**Exercise:** Which lines contain the string "проходов"? Please list every one of them.
════════
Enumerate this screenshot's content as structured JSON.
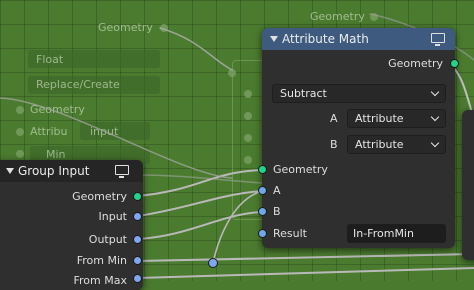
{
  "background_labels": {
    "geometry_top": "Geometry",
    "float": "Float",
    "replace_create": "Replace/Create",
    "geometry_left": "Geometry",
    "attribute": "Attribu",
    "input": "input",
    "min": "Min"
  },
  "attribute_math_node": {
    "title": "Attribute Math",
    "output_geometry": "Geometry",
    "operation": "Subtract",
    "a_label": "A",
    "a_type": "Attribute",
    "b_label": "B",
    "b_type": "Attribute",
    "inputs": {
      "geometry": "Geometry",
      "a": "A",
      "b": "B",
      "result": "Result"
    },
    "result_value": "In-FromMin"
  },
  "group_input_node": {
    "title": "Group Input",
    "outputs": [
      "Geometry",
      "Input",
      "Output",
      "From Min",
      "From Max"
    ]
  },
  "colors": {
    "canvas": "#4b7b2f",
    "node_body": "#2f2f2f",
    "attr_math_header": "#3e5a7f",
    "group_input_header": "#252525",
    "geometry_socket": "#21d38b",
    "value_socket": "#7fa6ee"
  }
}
════════
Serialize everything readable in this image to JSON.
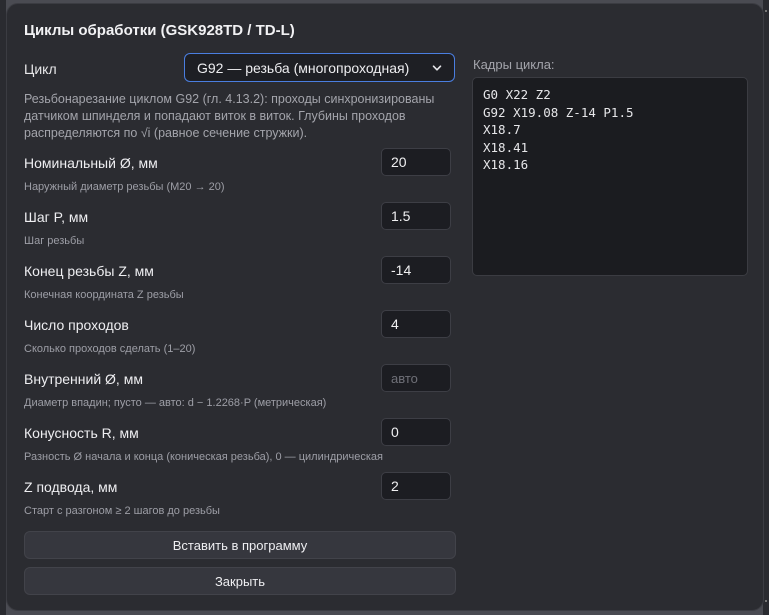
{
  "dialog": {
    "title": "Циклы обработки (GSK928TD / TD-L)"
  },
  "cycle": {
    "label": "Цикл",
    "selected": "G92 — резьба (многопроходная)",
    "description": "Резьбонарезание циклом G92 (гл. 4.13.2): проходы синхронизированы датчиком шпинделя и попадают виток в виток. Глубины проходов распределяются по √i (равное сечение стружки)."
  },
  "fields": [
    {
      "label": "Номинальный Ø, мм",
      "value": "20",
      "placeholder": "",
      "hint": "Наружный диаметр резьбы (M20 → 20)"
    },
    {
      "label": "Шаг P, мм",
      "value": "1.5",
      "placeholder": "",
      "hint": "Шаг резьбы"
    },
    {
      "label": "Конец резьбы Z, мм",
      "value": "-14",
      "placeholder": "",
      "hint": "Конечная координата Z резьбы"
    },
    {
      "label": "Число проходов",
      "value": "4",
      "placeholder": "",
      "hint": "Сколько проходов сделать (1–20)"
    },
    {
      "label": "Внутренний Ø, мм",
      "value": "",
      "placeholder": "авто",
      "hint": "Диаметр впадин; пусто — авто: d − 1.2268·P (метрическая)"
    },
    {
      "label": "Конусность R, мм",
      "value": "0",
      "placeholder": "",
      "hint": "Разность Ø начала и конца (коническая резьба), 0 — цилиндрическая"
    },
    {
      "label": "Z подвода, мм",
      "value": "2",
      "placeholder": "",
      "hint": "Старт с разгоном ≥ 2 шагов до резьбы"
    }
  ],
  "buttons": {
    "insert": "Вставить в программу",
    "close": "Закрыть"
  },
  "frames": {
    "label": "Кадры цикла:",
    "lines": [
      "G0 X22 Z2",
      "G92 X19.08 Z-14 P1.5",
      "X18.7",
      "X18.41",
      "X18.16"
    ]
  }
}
════════
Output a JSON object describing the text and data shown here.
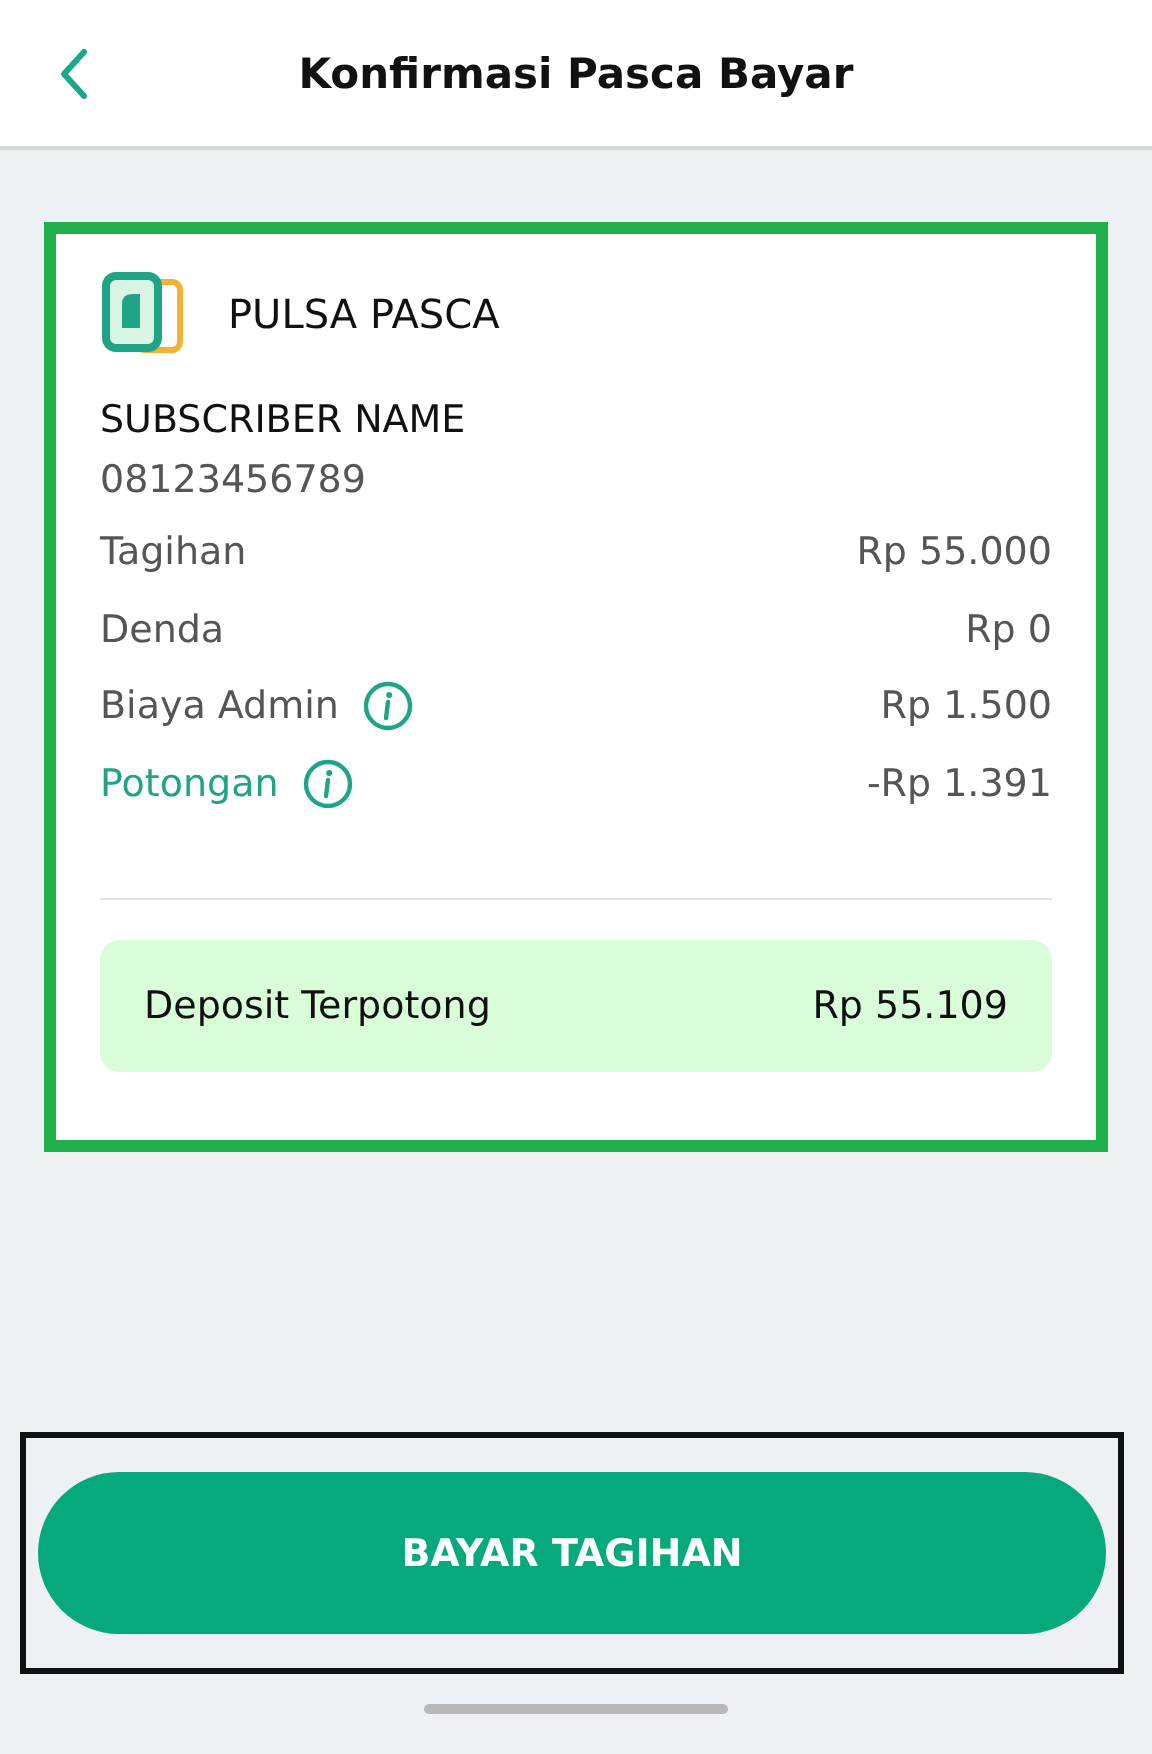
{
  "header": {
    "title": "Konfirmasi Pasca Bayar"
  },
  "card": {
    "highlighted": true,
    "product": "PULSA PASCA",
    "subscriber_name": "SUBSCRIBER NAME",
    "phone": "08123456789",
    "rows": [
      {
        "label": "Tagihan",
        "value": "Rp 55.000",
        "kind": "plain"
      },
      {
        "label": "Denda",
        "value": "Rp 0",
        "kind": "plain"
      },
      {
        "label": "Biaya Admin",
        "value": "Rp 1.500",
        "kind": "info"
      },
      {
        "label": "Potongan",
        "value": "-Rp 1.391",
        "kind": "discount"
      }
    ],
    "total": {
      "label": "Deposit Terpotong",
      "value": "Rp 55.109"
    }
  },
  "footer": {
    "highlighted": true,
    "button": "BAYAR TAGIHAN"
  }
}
════════
**Correct result:**
    "description": "Резьбонарезание циклом G92 (гл. 4.13.2): проходы синхронизированы датчиком шпинделя и попадают виток в виток. Глубины проходов распределяются по √i (равное сечение стружки)."
      "label": "Число проходов",
      "hint": "Сколько проходов сделать (1–20)"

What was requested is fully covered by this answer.